## [Task details]
Give the records again in full, exactly as they appear, but without the pictures.

[Opening Supplied material section]

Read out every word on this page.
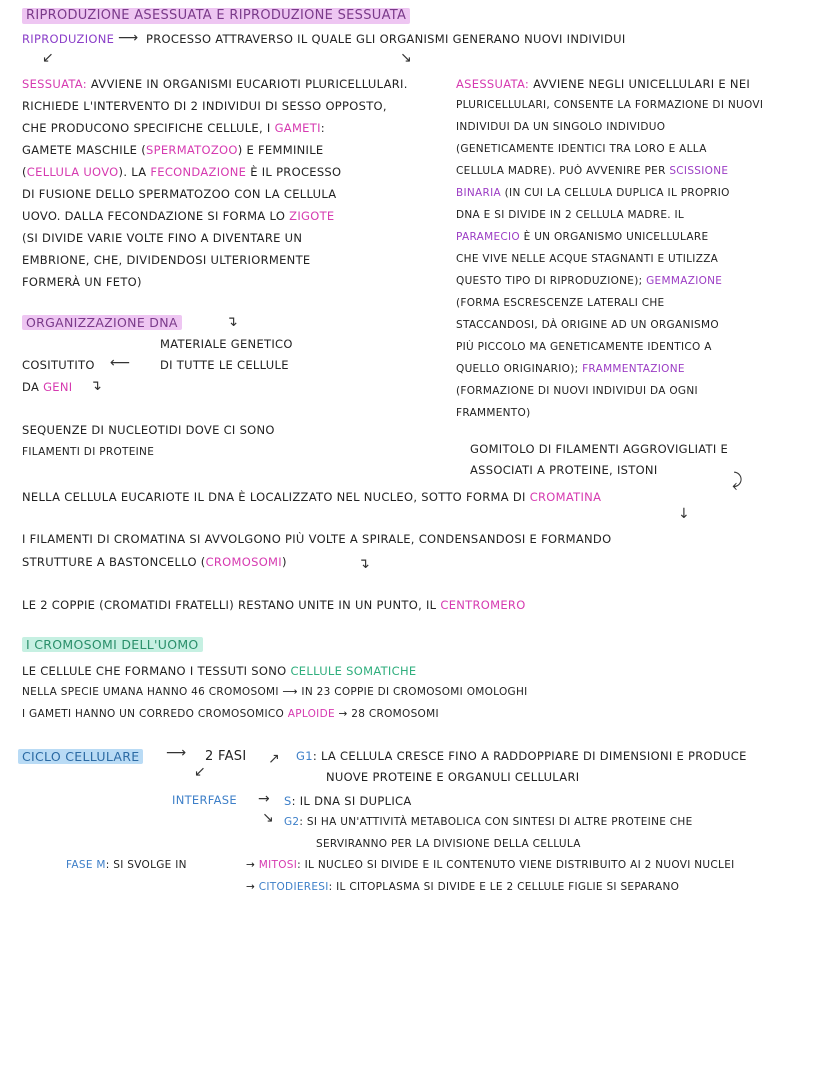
RIPRODUZIONE ASESSUATA E RIPRODUZIONE SESSUATA
RIPRODUZIONE ⟶ PROCESSO ATTRAVERSO IL QUALE GLI ORGANISMI GENERANO NUOVI INDIVIDUI
↙	↘
SESSUATA: AVVIENE IN ORGANISMI EUCARIOTI PLURICELLULARI.
RICHIEDE L'INTERVENTO DI 2 INDIVIDUI DI SESSO OPPOSTO,
CHE PRODUCONO SPECIFICHE CELLULE, I GAMETI:
GAMETE MASCHILE (SPERMATOZOO) E FEMMINILE
(CELLULA UOVO). LA FECONDAZIONE È IL PROCESSO
DI FUSIONE DELLO SPERMATOZOO CON LA CELLULA
UOVO. DALLA FECONDAZIONE SI FORMA LO ZIGOTE
(SI DIVIDE VARIE VOLTE FINO A DIVENTARE UN
EMBRIONE, CHE, DIVIDENDOSI ULTERIORMENTE
FORMERÀ UN FETO)
ASESSUATA: AVVIENE NEGLI UNICELLULARI E NEI
PLURICELLULARI, CONSENTE LA FORMAZIONE DI NUOVI
INDIVIDUI DA UN SINGOLO INDIVIDUO
(GENETICAMENTE IDENTICI TRA LORO E ALLA
CELLULA MADRE). PUÒ AVVENIRE PER SCISSIONE
BINARIA (IN CUI LA CELLULA DUPLICA IL PROPRIO
DNA E SI DIVIDE IN 2 CELLULA MADRE. IL
PARAMECIO È UN ORGANISMO UNICELLULARE
CHE VIVE NELLE ACQUE STAGNANTI E UTILIZZA
QUESTO TIPO DI RIPRODUZIONE); GEMMAZIONE
(FORMA ESCRESCENZE LATERALI CHE
STACCANDOSI, DÀ ORIGINE AD UN ORGANISMO
PIÙ PICCOLO MA GENETICAMENTE IDENTICO A
QUELLO ORIGINARIO); FRAMMENTAZIONE
(FORMAZIONE DI NUOVI INDIVIDUI DA OGNI
FRAMMENTO)
ORGANIZZAZIONE DNA	↴
MATERIALE GENETICO
DI TUTTE LE CELLULE
COSITUTITO ⟵
DA GENI ↴
SEQUENZE DI NUCLEOTIDI DOVE CI SONO
FILAMENTI DI PROTEINE	GOMITOLO DI FILAMENTI AGGROVIGLIATI E
ASSOCIATI A PROTEINE, ISTONI	⤸
NELLA CELLULA EUCARIOTE IL DNA È LOCALIZZATO NEL NUCLEO, SOTTO FORMA DI CROMATINA
↓
I FILAMENTI DI CROMATINA SI AVVOLGONO PIÙ VOLTE A SPIRALE, CONDENSANDOSI E FORMANDO
STRUTTURE A BASTONCELLO (CROMOSOMI)	↴
LE 2 COPPIE (CROMATIDI FRATELLI) RESTANO UNITE IN UN PUNTO, IL CENTROMERO
I CROMOSOMI DELL'UOMO
LE CELLULE CHE FORMANO I TESSUTI SONO CELLULE SOMATICHE
NELLA SPECIE UMANA HANNO 46 CROMOSOMI ⟶ IN 23 COPPIE DI CROMOSOMI OMOLOGHI
I GAMETI HANNO UN CORREDO CROMOSOMICO APLOIDE → 28 CROMOSOMI
CICLO CELLULARE ⟶ 2 FASI
↙
↗ G1: LA CELLULA CRESCE FINO A RADDOPPIARE DI DIMENSIONI E PRODUCE
NUOVE PROTEINE E ORGANULI CELLULARI
INTERFASE → S: IL DNA SI DUPLICA
↘ G2: SI HA UN'ATTIVITÀ METABOLICA CON SINTESI DI ALTRE PROTEINE CHE
SERVIRANNO PER LA DIVISIONE DELLA CELLULA
FASE M: SI SVOLGE IN	→ MITOSI: IL NUCLEO SI DIVIDE E IL CONTENUTO VIENE DISTRIBUITO AI 2 NUOVI NUCLEI
→ CITODIERESI: IL CITOPLASMA SI DIVIDE E LE 2 CELLULE FIGLIE SI SEPARANO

[Closing Supplied material section]

## [Finished exercise]
Read out every word on this page.
RIPRODUZIONE ASESSUATA E RIPRODUZIONE SESSUATA
RIPRODUZIONE ⟶ PROCESSO ATTRAVERSO IL QUALE GLI ORGANISMI GENERANO NUOVI INDIVIDUI
↙	↘
SESSUATA: AVVIENE IN ORGANISMI EUCARIOTI PLURICELLULARI.
RICHIEDE L'INTERVENTO DI 2 INDIVIDUI DI SESSO OPPOSTO,
CHE PRODUCONO SPECIFICHE CELLULE, I GAMETI:
GAMETE MASCHILE (SPERMATOZOO) E FEMMINILE
(CELLULA UOVO). LA FECONDAZIONE È IL PROCESSO
DI FUSIONE DELLO SPERMATOZOO CON LA CELLULA
UOVO. DALLA FECONDAZIONE SI FORMA LO ZIGOTE
(SI DIVIDE VARIE VOLTE FINO A DIVENTARE UN
EMBRIONE, CHE, DIVIDENDOSI ULTERIORMENTE
FORMERÀ UN FETO)
ASESSUATA: AVVIENE NEGLI UNICELLULARI E NEI
PLURICELLULARI, CONSENTE LA FORMAZIONE DI NUOVI
INDIVIDUI DA UN SINGOLO INDIVIDUO
(GENETICAMENTE IDENTICI TRA LORO E ALLA
CELLULA MADRE). PUÒ AVVENIRE PER SCISSIONE
BINARIA (IN CUI LA CELLULA DUPLICA IL PROPRIO
DNA E SI DIVIDE IN 2 CELLULA MADRE. IL
PARAMECIO È UN ORGANISMO UNICELLULARE
CHE VIVE NELLE ACQUE STAGNANTI E UTILIZZA
QUESTO TIPO DI RIPRODUZIONE); GEMMAZIONE
(FORMA ESCRESCENZE LATERALI CHE
STACCANDOSI, DÀ ORIGINE AD UN ORGANISMO
PIÙ PICCOLO MA GENETICAMENTE IDENTICO A
QUELLO ORIGINARIO); FRAMMENTAZIONE
(FORMAZIONE DI NUOVI INDIVIDUI DA OGNI
FRAMMENTO)
ORGANIZZAZIONE DNA	↴
MATERIALE GENETICO
DI TUTTE LE CELLULE
COSITUTITO ⟵
DA GENI ↴
SEQUENZE DI NUCLEOTIDI DOVE CI SONO
FILAMENTI DI PROTEINE	GOMITOLO DI FILAMENTI AGGROVIGLIATI E
ASSOCIATI A PROTEINE, ISTONI	⤸
NELLA CELLULA EUCARIOTE IL DNA È LOCALIZZATO NEL NUCLEO, SOTTO FORMA DI CROMATINA
↓
I FILAMENTI DI CROMATINA SI AVVOLGONO PIÙ VOLTE A SPIRALE, CONDENSANDOSI E FORMANDO
STRUTTURE A BASTONCELLO (CROMOSOMI)	↴
LE 2 COPPIE (CROMATIDI FRATELLI) RESTANO UNITE IN UN PUNTO, IL CENTROMERO
I CROMOSOMI DELL'UOMO
LE CELLULE CHE FORMANO I TESSUTI SONO CELLULE SOMATICHE
NELLA SPECIE UMANA HANNO 46 CROMOSOMI ⟶ IN 23 COPPIE DI CROMOSOMI OMOLOGHI
I GAMETI HANNO UN CORREDO CROMOSOMICO APLOIDE → 28 CROMOSOMI
CICLO CELLULARE ⟶ 2 FASI
↙
↗ G1: LA CELLULA CRESCE FINO A RADDOPPIARE DI DIMENSIONI E PRODUCE
NUOVE PROTEINE E ORGANULI CELLULARI
INTERFASE → S: IL DNA SI DUPLICA
↘ G2: SI HA UN'ATTIVITÀ METABOLICA CON SINTESI DI ALTRE PROTEINE CHE
SERVIRANNO PER LA DIVISIONE DELLA CELLULA
FASE M: SI SVOLGE IN	→ MITOSI: IL NUCLEO SI DIVIDE E IL CONTENUTO VIENE DISTRIBUITO AI 2 NUOVI NUCLEI
→ CITODIERESI: IL CITOPLASMA SI DIVIDE E LE 2 CELLULE FIGLIE SI SEPARANO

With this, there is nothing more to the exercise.